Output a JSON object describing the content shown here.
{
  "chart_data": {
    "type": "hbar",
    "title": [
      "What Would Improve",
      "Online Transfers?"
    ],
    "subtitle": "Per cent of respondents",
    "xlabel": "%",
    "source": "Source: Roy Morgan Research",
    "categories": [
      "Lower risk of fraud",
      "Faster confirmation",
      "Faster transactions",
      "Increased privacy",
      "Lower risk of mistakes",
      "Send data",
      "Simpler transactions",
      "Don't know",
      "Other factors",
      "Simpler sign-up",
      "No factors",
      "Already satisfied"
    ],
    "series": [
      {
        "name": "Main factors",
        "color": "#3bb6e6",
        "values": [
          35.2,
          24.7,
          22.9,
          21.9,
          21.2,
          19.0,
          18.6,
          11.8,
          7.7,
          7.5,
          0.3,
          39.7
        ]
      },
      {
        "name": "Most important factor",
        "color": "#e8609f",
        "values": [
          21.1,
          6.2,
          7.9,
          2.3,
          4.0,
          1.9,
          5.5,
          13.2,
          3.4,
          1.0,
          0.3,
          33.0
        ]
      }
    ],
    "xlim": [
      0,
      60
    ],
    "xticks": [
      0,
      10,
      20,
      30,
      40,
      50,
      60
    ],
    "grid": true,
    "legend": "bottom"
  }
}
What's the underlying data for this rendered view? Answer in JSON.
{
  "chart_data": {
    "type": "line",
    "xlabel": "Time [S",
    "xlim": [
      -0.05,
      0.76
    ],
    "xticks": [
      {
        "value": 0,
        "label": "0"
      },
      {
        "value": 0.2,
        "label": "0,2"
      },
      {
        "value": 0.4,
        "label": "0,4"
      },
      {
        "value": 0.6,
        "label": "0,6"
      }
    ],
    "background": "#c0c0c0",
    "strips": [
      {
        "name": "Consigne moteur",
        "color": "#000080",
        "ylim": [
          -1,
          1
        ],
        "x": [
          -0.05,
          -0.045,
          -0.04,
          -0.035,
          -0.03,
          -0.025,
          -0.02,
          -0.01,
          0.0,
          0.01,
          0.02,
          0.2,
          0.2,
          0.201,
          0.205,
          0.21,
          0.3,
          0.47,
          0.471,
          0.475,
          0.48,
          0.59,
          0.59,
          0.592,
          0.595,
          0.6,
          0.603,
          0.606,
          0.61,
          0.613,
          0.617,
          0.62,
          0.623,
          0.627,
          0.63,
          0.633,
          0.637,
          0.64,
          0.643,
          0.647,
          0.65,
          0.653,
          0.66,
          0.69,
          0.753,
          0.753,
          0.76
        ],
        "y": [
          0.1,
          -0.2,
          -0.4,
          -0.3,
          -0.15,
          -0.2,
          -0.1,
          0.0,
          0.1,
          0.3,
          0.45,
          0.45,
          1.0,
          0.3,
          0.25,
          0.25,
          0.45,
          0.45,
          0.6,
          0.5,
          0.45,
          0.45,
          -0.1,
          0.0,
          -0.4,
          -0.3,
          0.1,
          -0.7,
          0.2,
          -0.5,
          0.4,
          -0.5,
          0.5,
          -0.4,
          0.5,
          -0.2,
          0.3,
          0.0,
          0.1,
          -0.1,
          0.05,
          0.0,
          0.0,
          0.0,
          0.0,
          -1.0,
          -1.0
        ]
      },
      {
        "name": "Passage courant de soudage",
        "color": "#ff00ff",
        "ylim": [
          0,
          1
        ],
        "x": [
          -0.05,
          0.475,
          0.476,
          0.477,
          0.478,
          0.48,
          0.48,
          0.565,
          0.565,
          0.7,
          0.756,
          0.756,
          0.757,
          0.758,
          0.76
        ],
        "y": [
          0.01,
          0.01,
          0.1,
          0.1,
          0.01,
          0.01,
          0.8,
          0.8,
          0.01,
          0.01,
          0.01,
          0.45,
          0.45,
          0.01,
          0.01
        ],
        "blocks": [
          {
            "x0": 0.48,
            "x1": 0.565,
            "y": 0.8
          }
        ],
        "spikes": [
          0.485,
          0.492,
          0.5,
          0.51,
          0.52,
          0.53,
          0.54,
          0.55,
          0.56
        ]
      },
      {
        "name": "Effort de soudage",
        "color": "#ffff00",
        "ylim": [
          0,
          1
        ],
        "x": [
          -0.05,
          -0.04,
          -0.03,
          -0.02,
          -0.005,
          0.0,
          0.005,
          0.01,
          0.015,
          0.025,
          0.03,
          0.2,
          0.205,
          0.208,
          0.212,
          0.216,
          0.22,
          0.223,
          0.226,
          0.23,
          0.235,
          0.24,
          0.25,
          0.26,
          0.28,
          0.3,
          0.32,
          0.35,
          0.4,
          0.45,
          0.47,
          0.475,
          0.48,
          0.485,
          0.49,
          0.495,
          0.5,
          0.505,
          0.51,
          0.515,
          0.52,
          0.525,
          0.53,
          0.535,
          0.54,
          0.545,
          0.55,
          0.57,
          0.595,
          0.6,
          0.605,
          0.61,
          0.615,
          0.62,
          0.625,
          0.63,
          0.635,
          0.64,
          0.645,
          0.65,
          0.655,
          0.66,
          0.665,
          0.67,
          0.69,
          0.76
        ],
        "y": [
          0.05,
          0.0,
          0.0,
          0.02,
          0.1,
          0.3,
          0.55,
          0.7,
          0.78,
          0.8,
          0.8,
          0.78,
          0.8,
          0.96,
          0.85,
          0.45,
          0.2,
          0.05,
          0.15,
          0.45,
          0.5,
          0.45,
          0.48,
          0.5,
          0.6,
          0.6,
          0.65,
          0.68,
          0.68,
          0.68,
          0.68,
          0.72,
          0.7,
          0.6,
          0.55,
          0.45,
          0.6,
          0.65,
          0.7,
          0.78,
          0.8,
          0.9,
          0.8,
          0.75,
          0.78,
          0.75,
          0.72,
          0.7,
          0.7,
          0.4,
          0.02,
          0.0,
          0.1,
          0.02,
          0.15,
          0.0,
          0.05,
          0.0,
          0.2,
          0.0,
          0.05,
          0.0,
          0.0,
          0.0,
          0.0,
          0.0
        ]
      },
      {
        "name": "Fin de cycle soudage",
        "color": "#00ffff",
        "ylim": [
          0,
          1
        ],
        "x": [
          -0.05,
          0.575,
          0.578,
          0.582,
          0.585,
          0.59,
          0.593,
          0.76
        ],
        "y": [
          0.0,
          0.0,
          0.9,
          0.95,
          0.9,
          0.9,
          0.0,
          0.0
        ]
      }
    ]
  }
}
= = = =
▸ **PROBLEM TO WORK ON**:
Copy out the whole listing exactly as written.

▸ **THE OUTPUT**:
Output a JSON object describing the content shown here.
{
  "chart_data": {
    "type": "hbar",
    "title": [
      "What Would Improve",
      "Online Transfers?"
    ],
    "subtitle": "Per cent of respondents",
    "xlabel": "%",
    "source": "Source: Roy Morgan Research",
    "categories": [
      "Lower risk of fraud",
      "Faster confirmation",
      "Faster transactions",
      "Increased privacy",
      "Lower risk of mistakes",
      "Send data",
      "Simpler transactions",
      "Don't know",
      "Other factors",
      "Simpler sign-up",
      "No factors",
      "Already satisfied"
    ],
    "series": [
      {
        "name": "Main factors",
        "color": "#3bb6e6",
        "values": [
          35.2,
          24.7,
          22.9,
          21.9,
          21.2,
          19.0,
          18.6,
          11.8,
          7.7,
          7.5,
          0.3,
          39.7
        ]
      },
      {
        "name": "Most important factor",
        "color": "#e8609f",
        "values": [
          21.1,
          6.2,
          7.9,
          2.3,
          4.0,
          1.9,
          5.5,
          13.2,
          3.4,
          1.0,
          0.3,
          33.0
        ]
      }
    ],
    "xlim": [
      0,
      60
    ],
    "xticks": [
      0,
      10,
      20,
      30,
      40,
      50,
      60
    ],
    "grid": true,
    "legend": "bottom"
  }
}
What's the underlying data for this rendered view? Answer in JSON.
{
  "chart_data": {
    "type": "line",
    "xlabel": "Time [S",
    "xlim": [
      -0.05,
      0.76
    ],
    "xticks": [
      {
        "value": 0,
        "label": "0"
      },
      {
        "value": 0.2,
        "label": "0,2"
      },
      {
        "value": 0.4,
        "label": "0,4"
      },
      {
        "value": 0.6,
        "label": "0,6"
      }
    ],
    "background": "#c0c0c0",
    "strips": [
      {
        "name": "Consigne moteur",
        "color": "#000080",
        "ylim": [
          -1,
          1
        ],
        "x": [
          -0.05,
          -0.045,
          -0.04,
          -0.035,
          -0.03,
          -0.025,
          -0.02,
          -0.01,
          0.0,
          0.01,
          0.02,
          0.2,
          0.2,
          0.201,
          0.205,
          0.21,
          0.3,
          0.47,
          0.471,
          0.475,
          0.48,
          0.59,
          0.59,
          0.592,
          0.595,
          0.6,
          0.603,
          0.606,
          0.61,
          0.613,
          0.617,
          0.62,
          0.623,
          0.627,
          0.63,
          0.633,
          0.637,
          0.64,
          0.643,
          0.647,
          0.65,
          0.653,
          0.66,
          0.69,
          0.753,
          0.753,
          0.76
        ],
        "y": [
          0.1,
          -0.2,
          -0.4,
          -0.3,
          -0.15,
          -0.2,
          -0.1,
          0.0,
          0.1,
          0.3,
          0.45,
          0.45,
          1.0,
          0.3,
          0.25,
          0.25,
          0.45,
          0.45,
          0.6,
          0.5,
          0.45,
          0.45,
          -0.1,
          0.0,
          -0.4,
          -0.3,
          0.1,
          -0.7,
          0.2,
          -0.5,
          0.4,
          -0.5,
          0.5,
          -0.4,
          0.5,
          -0.2,
          0.3,
          0.0,
          0.1,
          -0.1,
          0.05,
          0.0,
          0.0,
          0.0,
          0.0,
          -1.0,
          -1.0
        ]
      },
      {
        "name": "Passage courant de soudage",
        "color": "#ff00ff",
        "ylim": [
          0,
          1
        ],
        "x": [
          -0.05,
          0.475,
          0.476,
          0.477,
          0.478,
          0.48,
          0.48,
          0.565,
          0.565,
          0.7,
          0.756,
          0.756,
          0.757,
          0.758,
          0.76
        ],
        "y": [
          0.01,
          0.01,
          0.1,
          0.1,
          0.01,
          0.01,
          0.8,
          0.8,
          0.01,
          0.01,
          0.01,
          0.45,
          0.45,
          0.01,
          0.01
        ],
        "blocks": [
          {
            "x0": 0.48,
            "x1": 0.565,
            "y": 0.8
          }
        ],
        "spikes": [
          0.485,
          0.492,
          0.5,
          0.51,
          0.52,
          0.53,
          0.54,
          0.55,
          0.56
        ]
      },
      {
        "name": "Effort de soudage",
        "color": "#ffff00",
        "ylim": [
          0,
          1
        ],
        "x": [
          -0.05,
          -0.04,
          -0.03,
          -0.02,
          -0.005,
          0.0,
          0.005,
          0.01,
          0.015,
          0.025,
          0.03,
          0.2,
          0.205,
          0.208,
          0.212,
          0.216,
          0.22,
          0.223,
          0.226,
          0.23,
          0.235,
          0.24,
          0.25,
          0.26,
          0.28,
          0.3,
          0.32,
          0.35,
          0.4,
          0.45,
          0.47,
          0.475,
          0.48,
          0.485,
          0.49,
          0.495,
          0.5,
          0.505,
          0.51,
          0.515,
          0.52,
          0.525,
          0.53,
          0.535,
          0.54,
          0.545,
          0.55,
          0.57,
          0.595,
          0.6,
          0.605,
          0.61,
          0.615,
          0.62,
          0.625,
          0.63,
          0.635,
          0.64,
          0.645,
          0.65,
          0.655,
          0.66,
          0.665,
          0.67,
          0.69,
          0.76
        ],
        "y": [
          0.05,
          0.0,
          0.0,
          0.02,
          0.1,
          0.3,
          0.55,
          0.7,
          0.78,
          0.8,
          0.8,
          0.78,
          0.8,
          0.96,
          0.85,
          0.45,
          0.2,
          0.05,
          0.15,
          0.45,
          0.5,
          0.45,
          0.48,
          0.5,
          0.6,
          0.6,
          0.65,
          0.68,
          0.68,
          0.68,
          0.68,
          0.72,
          0.7,
          0.6,
          0.55,
          0.45,
          0.6,
          0.65,
          0.7,
          0.78,
          0.8,
          0.9,
          0.8,
          0.75,
          0.78,
          0.75,
          0.72,
          0.7,
          0.7,
          0.4,
          0.02,
          0.0,
          0.1,
          0.02,
          0.15,
          0.0,
          0.05,
          0.0,
          0.2,
          0.0,
          0.05,
          0.0,
          0.0,
          0.0,
          0.0,
          0.0
        ]
      },
      {
        "name": "Fin de cycle soudage",
        "color": "#00ffff",
        "ylim": [
          0,
          1
        ],
        "x": [
          -0.05,
          0.575,
          0.578,
          0.582,
          0.585,
          0.59,
          0.593,
          0.76
        ],
        "y": [
          0.0,
          0.0,
          0.9,
          0.95,
          0.9,
          0.9,
          0.0,
          0.0
        ]
      }
    ]
  }
}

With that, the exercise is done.